Page:
* begin *
# Knitro on Quest

## Knitro Overview

Knitro is a software library used to find solutions of continuous and discrete optimization models. It is designed for general, nonlinear optimization problem and can be used for a wide range of cases such as systems of non-linear equations, least square problems, convex and non-convex quadratic problems etc. Please refer to the user manual for a complete set of instructions on how to use Knitro.

Knitro is not a standalone program. It provides a programmable API to be used within other software such MATLAB, Python, and R. Knitro is installed on Quest. There are multiple versions, with 10.3 being the latest. You can check by typing the following command on terminal:

% module avail knitro -------------------------------------------------- /software/Modules/3.2.9/modulefiles ----------------------------------------- knitro/10.0 knitro/10.3 knitro/8(default) knitro/9.1 knitro/9.1.orig

MATLAB and R users typically do not need to load the knitro modules directly; knitro is integrated within the application modules. Python users do need to load the knitro module *before* loading Python. We try to match the latest versions of Knitro to the latest versions of the applications. If users require updates to the versions they are using let us know by submitting a ticket to quest-help@northwestern.edu

## MATLAB

Knitro is loaded by each version of MATLAB. The path to the Knitro installation is added to the MATLAB path by root, and it is automatically loaded when the application starts. If users want to have a different version of knitro loaded they must modify the search path within their MATLAB code. Instructions on how to do this are included at the end of this section.
* end *
Stored records:
* begin *
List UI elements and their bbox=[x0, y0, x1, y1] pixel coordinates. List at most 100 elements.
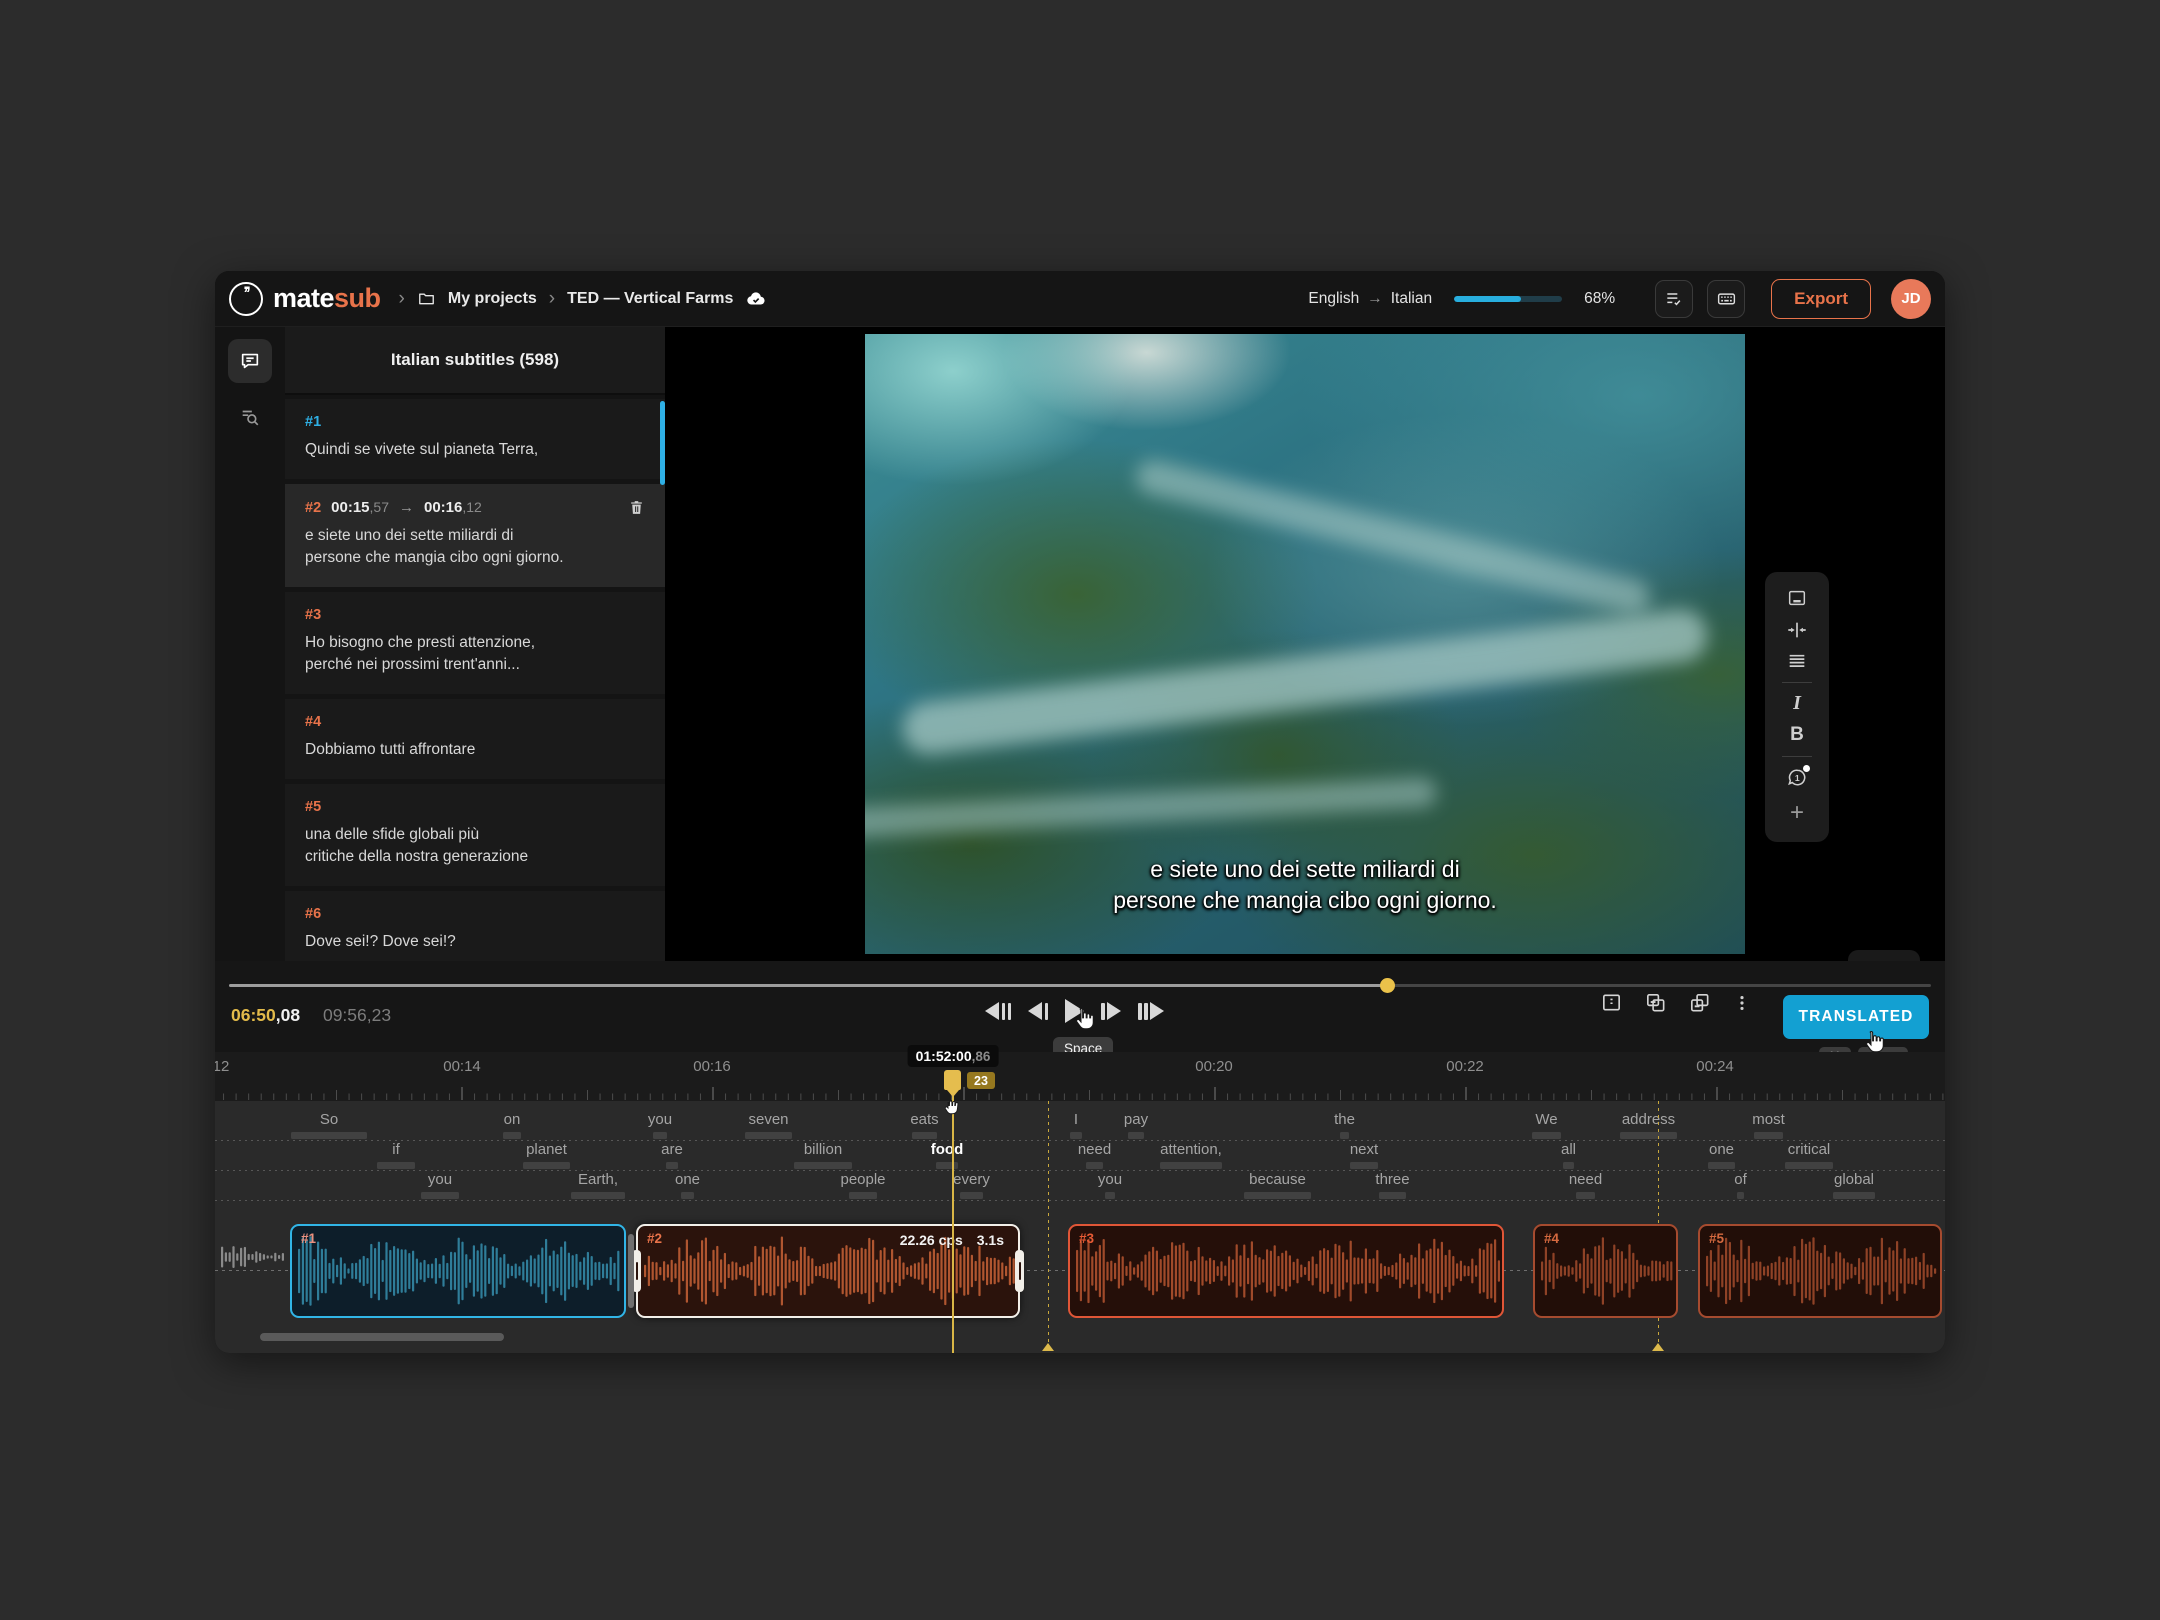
subtitle-item[interactable]: #6Dove sei!? Dove sei!? bbox=[285, 891, 665, 961]
duplicate-front-icon[interactable] bbox=[1688, 991, 1711, 1014]
align-lines-icon[interactable] bbox=[1786, 650, 1808, 672]
word-token[interactable]: Earth, bbox=[578, 1171, 618, 1188]
breadcrumb-project[interactable]: TED — Vertical Farms bbox=[567, 290, 733, 308]
user-avatar[interactable]: JD bbox=[1891, 279, 1931, 319]
word-duration-bar[interactable] bbox=[1244, 1192, 1311, 1199]
word-token[interactable]: attention, bbox=[1160, 1141, 1222, 1158]
word-duration-bar[interactable] bbox=[1340, 1132, 1349, 1139]
word-token[interactable]: billion bbox=[804, 1141, 842, 1158]
duplicate-back-icon[interactable] bbox=[1644, 991, 1667, 1014]
trim-handle-right[interactable] bbox=[1015, 1250, 1024, 1292]
word-token[interactable]: eats bbox=[910, 1111, 938, 1128]
word-duration-bar[interactable] bbox=[1833, 1192, 1875, 1199]
word-duration-bar[interactable] bbox=[421, 1192, 459, 1199]
word-duration-bar[interactable] bbox=[794, 1162, 852, 1169]
subtitle-start-time[interactable]: 00:15,57 bbox=[331, 499, 389, 516]
word-duration-bar[interactable] bbox=[1754, 1132, 1783, 1139]
word-duration-bar[interactable] bbox=[849, 1192, 877, 1199]
word-duration-bar[interactable] bbox=[377, 1162, 415, 1169]
subtitle-boundary-marker[interactable] bbox=[1048, 1101, 1049, 1344]
subtitle-item[interactable]: #3Ho bisogno che presti attenzione, perc… bbox=[285, 592, 665, 694]
play-button[interactable] bbox=[1065, 999, 1084, 1023]
word-token[interactable]: you bbox=[428, 1171, 452, 1188]
subtitles-panel-button[interactable] bbox=[228, 339, 272, 383]
word-token[interactable]: one bbox=[1709, 1141, 1734, 1158]
subtitle-block[interactable]: #3 bbox=[1068, 1224, 1504, 1318]
word-duration-bar[interactable] bbox=[1379, 1192, 1406, 1199]
word-token[interactable]: critical bbox=[1788, 1141, 1831, 1158]
word-token[interactable]: you bbox=[648, 1111, 672, 1128]
word-duration-bar[interactable] bbox=[291, 1132, 367, 1139]
trim-handle-gray[interactable] bbox=[628, 1234, 634, 1308]
word-duration-bar[interactable] bbox=[1350, 1162, 1378, 1169]
boundary-marker-triangle[interactable] bbox=[1042, 1343, 1054, 1351]
comments-icon[interactable]: 1 bbox=[1786, 766, 1809, 789]
word-token[interactable]: food bbox=[931, 1141, 963, 1158]
list-scroll-indicator[interactable] bbox=[660, 401, 665, 485]
subtitle-text[interactable]: una delle sfide globali più critiche del… bbox=[305, 824, 645, 868]
timeline-ruler[interactable]: 1200:1400:1600:2000:2200:24 bbox=[215, 1052, 1945, 1101]
seekbar-remaining[interactable] bbox=[1387, 984, 1931, 987]
playhead-line[interactable] bbox=[952, 1096, 954, 1353]
delete-subtitle-icon[interactable] bbox=[628, 499, 645, 516]
word-token[interactable]: you bbox=[1098, 1171, 1122, 1188]
subtitle-text[interactable]: Ho bisogno che presti attenzione, perché… bbox=[305, 632, 645, 676]
word-duration-bar[interactable] bbox=[1620, 1132, 1677, 1139]
playhead-flag[interactable] bbox=[944, 1070, 961, 1090]
word-duration-bar[interactable] bbox=[1086, 1162, 1103, 1169]
subtitle-text[interactable]: Dove sei!? Dove sei!? bbox=[305, 931, 645, 953]
matesub-logo[interactable]: ’’ matesub bbox=[229, 282, 381, 316]
word-duration-bar[interactable] bbox=[523, 1162, 570, 1169]
subtitle-block[interactable]: #4 bbox=[1533, 1224, 1678, 1318]
word-token[interactable]: on bbox=[504, 1111, 521, 1128]
subtitle-text[interactable]: e siete uno dei sette miliardi di person… bbox=[305, 525, 645, 569]
word-token[interactable]: one bbox=[675, 1171, 700, 1188]
breadcrumb-my-projects[interactable]: My projects bbox=[448, 290, 537, 308]
add-style-button[interactable]: + bbox=[1790, 799, 1804, 827]
word-token[interactable]: planet bbox=[526, 1141, 567, 1158]
frame-back-button[interactable] bbox=[1028, 1002, 1048, 1020]
video-frame[interactable]: e siete uno dei sette miliardi di person… bbox=[865, 334, 1745, 954]
word-duration-bar[interactable] bbox=[1708, 1162, 1735, 1169]
word-duration-bar[interactable] bbox=[912, 1132, 937, 1139]
subtitle-item[interactable]: #200:15,57→00:16,12e siete uno dei sette… bbox=[285, 484, 665, 587]
split-view-icon[interactable] bbox=[1600, 991, 1623, 1014]
word-token[interactable]: because bbox=[1249, 1171, 1306, 1188]
timeline-scrollbar[interactable] bbox=[260, 1333, 504, 1341]
word-token[interactable]: most bbox=[1752, 1111, 1785, 1128]
next-subtitle-button[interactable] bbox=[1138, 1002, 1164, 1020]
subtitle-item[interactable]: #5una delle sfide globali più critiche d… bbox=[285, 784, 665, 886]
word-duration-bar[interactable] bbox=[936, 1162, 958, 1169]
italic-button[interactable]: I bbox=[1793, 692, 1801, 715]
word-duration-bar[interactable] bbox=[681, 1192, 694, 1199]
boundary-marker-triangle[interactable] bbox=[1652, 1343, 1664, 1351]
word-duration-bar[interactable] bbox=[1532, 1132, 1561, 1139]
subtitle-block[interactable]: #5 bbox=[1698, 1224, 1942, 1318]
subtitle-item[interactable]: #4Dobbiamo tutti affrontare bbox=[285, 699, 665, 779]
word-token[interactable]: need bbox=[1569, 1171, 1602, 1188]
word-duration-bar[interactable] bbox=[1105, 1192, 1115, 1199]
word-duration-bar[interactable] bbox=[503, 1132, 521, 1139]
subtitle-block[interactable]: #1 bbox=[290, 1224, 626, 1318]
word-duration-bar[interactable] bbox=[653, 1132, 667, 1139]
kebab-menu-icon[interactable] bbox=[1732, 993, 1752, 1013]
word-duration-bar[interactable] bbox=[666, 1162, 678, 1169]
word-duration-bar[interactable] bbox=[1576, 1192, 1595, 1199]
word-token[interactable]: are bbox=[661, 1141, 683, 1158]
tasklist-button[interactable] bbox=[1655, 280, 1693, 318]
seekbar-thumb[interactable] bbox=[1380, 978, 1395, 993]
subtitle-end-time[interactable]: 00:16,12 bbox=[424, 499, 482, 516]
word-duration-bar[interactable] bbox=[960, 1192, 983, 1199]
word-token[interactable]: We bbox=[1535, 1111, 1557, 1128]
word-duration-bar[interactable] bbox=[1563, 1162, 1574, 1169]
word-token[interactable]: need bbox=[1078, 1141, 1111, 1158]
word-duration-bar[interactable] bbox=[571, 1192, 625, 1199]
search-list-button[interactable] bbox=[228, 395, 272, 439]
word-token[interactable]: So bbox=[320, 1111, 338, 1128]
word-token[interactable]: address bbox=[1622, 1111, 1675, 1128]
bold-button[interactable]: B bbox=[1790, 724, 1804, 746]
word-duration-bar[interactable] bbox=[1128, 1132, 1144, 1139]
translated-status-button[interactable]: TRANSLATED bbox=[1783, 995, 1929, 1039]
word-token[interactable]: pay bbox=[1124, 1111, 1148, 1128]
previous-subtitle-button[interactable] bbox=[985, 1002, 1011, 1020]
* end *
Written tasks:
- A) On the Knitro on Quest page, what must Python users do before loading Python?
- B) Reproduce word for word the stretch of the Knitro on Quest page that opens with the words containing "Knitro is loaded" and closes with "of this section.".
The records play no part in these tasks.

Replies:
- A) They must load the knitro module.

- B)
Knitro is loaded by each version of MATLAB. The path to the Knitro installation is added to the MATLAB path by root, and it is automatically loaded when the application starts. If users want to have a different version of knitro loaded they must modify the search path within their MATLAB code. Instructions on how to do this are included at the end of this section.